- [Directions]: What follows is a set of records, each of which is to be written out exactly.

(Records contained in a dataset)
= = = =

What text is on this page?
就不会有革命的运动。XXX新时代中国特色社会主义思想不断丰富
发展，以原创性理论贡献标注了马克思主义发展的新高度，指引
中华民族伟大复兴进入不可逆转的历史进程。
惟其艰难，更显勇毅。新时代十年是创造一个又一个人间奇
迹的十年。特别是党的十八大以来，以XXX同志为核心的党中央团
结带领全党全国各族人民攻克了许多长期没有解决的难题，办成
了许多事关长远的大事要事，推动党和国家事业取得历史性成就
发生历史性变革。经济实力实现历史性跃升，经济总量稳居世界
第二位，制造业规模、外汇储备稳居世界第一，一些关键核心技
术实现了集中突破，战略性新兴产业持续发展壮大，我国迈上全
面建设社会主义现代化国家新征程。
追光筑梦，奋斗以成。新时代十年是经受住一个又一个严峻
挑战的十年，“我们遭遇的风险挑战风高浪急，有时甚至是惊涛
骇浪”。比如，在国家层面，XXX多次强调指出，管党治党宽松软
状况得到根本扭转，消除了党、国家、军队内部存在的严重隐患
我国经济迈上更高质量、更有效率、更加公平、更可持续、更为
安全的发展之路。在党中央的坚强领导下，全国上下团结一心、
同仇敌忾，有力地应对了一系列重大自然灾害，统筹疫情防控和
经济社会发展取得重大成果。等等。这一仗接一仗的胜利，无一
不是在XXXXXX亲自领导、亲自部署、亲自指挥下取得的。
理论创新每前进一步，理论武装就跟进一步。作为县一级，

= = = =

- [Expected answer]:
What text is on this page?
就不会有革命的运动。XXX新时代中国特色社会主义思想不断丰富
发展，以原创性理论贡献标注了马克思主义发展的新高度，指引
中华民族伟大复兴进入不可逆转的历史进程。
惟其艰难，更显勇毅。新时代十年是创造一个又一个人间奇
迹的十年。特别是党的十八大以来，以XXX同志为核心的党中央团
结带领全党全国各族人民攻克了许多长期没有解决的难题，办成
了许多事关长远的大事要事，推动党和国家事业取得历史性成就
发生历史性变革。经济实力实现历史性跃升，经济总量稳居世界
第二位，制造业规模、外汇储备稳居世界第一，一些关键核心技
术实现了集中突破，战略性新兴产业持续发展壮大，我国迈上全
面建设社会主义现代化国家新征程。
追光筑梦，奋斗以成。新时代十年是经受住一个又一个严峻
挑战的十年，“我们遭遇的风险挑战风高浪急，有时甚至是惊涛
骇浪”。比如，在国家层面，XXX多次强调指出，管党治党宽松软
状况得到根本扭转，消除了党、国家、军队内部存在的严重隐患
我国经济迈上更高质量、更有效率、更加公平、更可持续、更为
安全的发展之路。在党中央的坚强领导下，全国上下团结一心、
同仇敌忾，有力地应对了一系列重大自然灾害，统筹疫情防控和
经济社会发展取得重大成果。等等。这一仗接一仗的胜利，无一
不是在XXXXXX亲自领导、亲自部署、亲自指挥下取得的。
理论创新每前进一步，理论武装就跟进一步。作为县一级，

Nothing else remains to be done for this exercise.